PROVIDED INFORMATION:
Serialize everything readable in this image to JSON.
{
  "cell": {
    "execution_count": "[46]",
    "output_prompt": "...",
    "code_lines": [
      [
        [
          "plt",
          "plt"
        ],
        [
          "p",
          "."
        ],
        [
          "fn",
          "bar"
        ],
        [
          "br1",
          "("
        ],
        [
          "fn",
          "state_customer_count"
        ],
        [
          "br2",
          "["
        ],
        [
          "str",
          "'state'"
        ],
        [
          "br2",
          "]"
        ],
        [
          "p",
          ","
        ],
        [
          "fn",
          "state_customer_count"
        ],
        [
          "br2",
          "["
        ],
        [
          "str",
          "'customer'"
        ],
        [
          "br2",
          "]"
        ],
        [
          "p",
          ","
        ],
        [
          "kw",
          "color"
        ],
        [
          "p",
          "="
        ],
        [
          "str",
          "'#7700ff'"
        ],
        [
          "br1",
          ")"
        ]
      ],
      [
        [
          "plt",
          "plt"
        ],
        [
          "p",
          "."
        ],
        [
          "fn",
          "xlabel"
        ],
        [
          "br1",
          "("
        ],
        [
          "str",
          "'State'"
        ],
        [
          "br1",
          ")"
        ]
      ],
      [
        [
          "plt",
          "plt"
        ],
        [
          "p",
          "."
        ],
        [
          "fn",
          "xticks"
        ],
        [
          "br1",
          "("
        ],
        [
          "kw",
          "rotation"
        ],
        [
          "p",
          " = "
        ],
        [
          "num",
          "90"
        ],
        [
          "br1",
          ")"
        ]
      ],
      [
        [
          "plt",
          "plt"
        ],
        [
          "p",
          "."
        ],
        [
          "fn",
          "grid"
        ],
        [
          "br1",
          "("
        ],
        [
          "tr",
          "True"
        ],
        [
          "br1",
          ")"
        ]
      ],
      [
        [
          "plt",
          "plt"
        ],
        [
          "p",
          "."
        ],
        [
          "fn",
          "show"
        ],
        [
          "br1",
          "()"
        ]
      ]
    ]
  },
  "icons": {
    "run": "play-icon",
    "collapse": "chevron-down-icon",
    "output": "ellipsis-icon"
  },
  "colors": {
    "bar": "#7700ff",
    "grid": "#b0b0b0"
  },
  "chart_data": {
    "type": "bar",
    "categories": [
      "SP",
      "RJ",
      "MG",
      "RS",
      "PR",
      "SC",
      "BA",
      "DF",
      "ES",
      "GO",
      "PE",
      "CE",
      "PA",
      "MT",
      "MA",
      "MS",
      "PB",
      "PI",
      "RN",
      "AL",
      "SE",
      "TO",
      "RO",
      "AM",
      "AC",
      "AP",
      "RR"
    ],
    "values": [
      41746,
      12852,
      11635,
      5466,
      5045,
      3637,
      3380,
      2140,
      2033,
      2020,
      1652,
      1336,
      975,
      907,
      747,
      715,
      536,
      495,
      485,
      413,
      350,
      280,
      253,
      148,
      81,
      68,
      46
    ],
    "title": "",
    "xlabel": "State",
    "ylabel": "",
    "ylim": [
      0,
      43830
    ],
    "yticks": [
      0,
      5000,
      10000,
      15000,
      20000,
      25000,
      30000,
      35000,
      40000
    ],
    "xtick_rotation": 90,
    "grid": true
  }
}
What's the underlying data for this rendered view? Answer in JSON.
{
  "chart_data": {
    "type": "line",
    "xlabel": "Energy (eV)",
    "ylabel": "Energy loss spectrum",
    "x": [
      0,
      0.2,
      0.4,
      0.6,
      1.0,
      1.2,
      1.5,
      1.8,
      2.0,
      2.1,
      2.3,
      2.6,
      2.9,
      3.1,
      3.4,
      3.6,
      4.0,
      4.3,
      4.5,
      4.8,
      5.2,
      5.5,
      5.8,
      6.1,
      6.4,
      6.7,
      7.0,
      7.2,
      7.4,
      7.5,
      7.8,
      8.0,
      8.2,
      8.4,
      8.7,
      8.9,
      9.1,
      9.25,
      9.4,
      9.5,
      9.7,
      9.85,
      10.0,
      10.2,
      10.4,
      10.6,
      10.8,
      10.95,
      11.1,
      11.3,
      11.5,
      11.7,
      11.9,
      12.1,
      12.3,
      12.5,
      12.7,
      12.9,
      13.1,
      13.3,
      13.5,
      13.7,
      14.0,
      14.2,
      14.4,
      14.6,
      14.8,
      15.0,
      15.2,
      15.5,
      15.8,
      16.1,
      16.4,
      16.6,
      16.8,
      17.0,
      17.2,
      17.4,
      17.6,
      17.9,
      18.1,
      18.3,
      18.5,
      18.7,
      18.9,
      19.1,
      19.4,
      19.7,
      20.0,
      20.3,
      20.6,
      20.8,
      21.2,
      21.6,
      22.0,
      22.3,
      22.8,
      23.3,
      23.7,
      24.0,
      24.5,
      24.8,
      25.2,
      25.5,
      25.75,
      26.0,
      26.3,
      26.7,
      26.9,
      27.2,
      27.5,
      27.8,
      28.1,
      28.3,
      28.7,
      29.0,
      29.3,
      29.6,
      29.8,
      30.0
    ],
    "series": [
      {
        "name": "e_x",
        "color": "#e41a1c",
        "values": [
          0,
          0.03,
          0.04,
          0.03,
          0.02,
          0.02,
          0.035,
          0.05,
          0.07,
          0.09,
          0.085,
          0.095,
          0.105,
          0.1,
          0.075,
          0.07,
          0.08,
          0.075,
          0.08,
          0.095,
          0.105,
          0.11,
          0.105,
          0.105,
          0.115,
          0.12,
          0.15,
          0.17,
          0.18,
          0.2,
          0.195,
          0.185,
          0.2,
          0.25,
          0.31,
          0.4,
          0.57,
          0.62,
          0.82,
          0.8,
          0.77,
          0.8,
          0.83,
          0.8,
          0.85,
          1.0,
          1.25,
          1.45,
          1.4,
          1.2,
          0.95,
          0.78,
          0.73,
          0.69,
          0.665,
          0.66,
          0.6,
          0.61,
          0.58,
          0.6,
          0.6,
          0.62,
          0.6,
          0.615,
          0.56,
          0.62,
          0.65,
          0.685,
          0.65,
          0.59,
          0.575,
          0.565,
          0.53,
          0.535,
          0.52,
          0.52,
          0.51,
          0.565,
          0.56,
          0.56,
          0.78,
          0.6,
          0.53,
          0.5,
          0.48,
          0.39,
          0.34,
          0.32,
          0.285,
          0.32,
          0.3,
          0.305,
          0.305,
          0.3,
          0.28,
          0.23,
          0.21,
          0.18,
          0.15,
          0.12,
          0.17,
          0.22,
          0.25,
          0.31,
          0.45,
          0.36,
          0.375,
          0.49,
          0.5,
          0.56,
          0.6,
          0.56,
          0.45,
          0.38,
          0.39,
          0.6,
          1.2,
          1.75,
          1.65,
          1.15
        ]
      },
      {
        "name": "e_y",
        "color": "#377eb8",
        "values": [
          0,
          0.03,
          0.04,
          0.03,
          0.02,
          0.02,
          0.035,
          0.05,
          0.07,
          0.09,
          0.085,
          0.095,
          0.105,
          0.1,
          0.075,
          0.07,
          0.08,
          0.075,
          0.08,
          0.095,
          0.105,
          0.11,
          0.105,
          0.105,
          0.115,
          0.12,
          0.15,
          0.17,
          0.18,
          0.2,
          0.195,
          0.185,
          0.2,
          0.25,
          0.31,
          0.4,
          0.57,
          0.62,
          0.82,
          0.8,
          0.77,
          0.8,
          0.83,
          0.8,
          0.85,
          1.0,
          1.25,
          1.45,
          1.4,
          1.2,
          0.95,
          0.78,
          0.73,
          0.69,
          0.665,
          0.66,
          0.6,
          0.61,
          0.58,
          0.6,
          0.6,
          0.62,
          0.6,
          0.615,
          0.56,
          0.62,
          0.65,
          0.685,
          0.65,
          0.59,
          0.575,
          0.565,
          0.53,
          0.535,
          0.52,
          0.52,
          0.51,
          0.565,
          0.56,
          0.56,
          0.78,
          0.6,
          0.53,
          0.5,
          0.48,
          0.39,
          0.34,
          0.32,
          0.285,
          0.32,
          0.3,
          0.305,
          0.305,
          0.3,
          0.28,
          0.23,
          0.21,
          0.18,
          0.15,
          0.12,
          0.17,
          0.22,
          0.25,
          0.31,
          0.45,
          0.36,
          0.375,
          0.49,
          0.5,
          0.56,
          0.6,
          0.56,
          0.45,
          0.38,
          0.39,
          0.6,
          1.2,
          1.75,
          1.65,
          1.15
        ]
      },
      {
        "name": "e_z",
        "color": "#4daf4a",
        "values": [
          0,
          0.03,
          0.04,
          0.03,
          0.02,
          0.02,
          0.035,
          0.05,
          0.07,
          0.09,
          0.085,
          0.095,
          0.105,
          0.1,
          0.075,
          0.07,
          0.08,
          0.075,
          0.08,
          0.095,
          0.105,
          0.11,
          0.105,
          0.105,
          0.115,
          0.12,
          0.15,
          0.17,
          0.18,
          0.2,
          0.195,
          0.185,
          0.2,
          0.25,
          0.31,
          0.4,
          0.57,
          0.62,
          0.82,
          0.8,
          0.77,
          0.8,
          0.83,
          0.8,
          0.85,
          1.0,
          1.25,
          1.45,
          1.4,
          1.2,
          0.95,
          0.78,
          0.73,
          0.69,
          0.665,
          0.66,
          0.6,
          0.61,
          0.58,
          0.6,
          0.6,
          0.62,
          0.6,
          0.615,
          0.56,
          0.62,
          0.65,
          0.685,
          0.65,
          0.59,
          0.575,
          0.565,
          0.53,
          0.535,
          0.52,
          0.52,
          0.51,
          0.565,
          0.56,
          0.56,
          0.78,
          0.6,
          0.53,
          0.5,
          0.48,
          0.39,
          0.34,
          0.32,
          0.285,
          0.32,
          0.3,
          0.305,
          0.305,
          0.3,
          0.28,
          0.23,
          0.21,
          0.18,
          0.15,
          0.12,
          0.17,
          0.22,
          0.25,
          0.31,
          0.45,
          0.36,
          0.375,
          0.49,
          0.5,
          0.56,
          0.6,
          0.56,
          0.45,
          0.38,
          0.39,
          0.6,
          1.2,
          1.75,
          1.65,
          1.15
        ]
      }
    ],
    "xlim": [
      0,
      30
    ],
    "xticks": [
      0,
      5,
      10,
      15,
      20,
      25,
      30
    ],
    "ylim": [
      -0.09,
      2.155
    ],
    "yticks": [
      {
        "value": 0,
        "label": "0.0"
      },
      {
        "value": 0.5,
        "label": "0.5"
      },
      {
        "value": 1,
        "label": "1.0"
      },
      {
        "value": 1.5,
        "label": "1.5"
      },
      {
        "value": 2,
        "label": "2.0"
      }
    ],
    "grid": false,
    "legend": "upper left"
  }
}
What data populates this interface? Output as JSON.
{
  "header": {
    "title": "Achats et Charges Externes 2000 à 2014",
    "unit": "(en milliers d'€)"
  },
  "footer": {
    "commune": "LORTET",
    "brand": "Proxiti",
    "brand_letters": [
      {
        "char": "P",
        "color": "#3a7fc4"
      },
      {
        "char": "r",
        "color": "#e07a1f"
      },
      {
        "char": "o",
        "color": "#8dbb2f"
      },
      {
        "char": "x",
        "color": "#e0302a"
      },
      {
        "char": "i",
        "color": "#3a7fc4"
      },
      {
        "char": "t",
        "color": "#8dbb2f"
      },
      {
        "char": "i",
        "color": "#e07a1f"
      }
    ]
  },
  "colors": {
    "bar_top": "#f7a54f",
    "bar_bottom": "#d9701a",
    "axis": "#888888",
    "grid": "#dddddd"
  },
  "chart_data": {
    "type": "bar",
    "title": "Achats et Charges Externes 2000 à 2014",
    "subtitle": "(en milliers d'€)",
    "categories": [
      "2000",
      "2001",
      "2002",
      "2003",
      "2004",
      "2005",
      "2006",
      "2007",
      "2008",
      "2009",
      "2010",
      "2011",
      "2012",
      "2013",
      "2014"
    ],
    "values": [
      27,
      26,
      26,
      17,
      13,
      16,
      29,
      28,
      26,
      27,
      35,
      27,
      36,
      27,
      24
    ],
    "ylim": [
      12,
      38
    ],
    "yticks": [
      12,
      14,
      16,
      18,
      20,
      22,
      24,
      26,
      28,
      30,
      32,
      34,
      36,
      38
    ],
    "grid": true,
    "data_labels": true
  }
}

SET PROBLEM:
Using the data above, say how many lines include "ylabel". No other reply is needed.

ANSWER TO THE EXERCISE:
2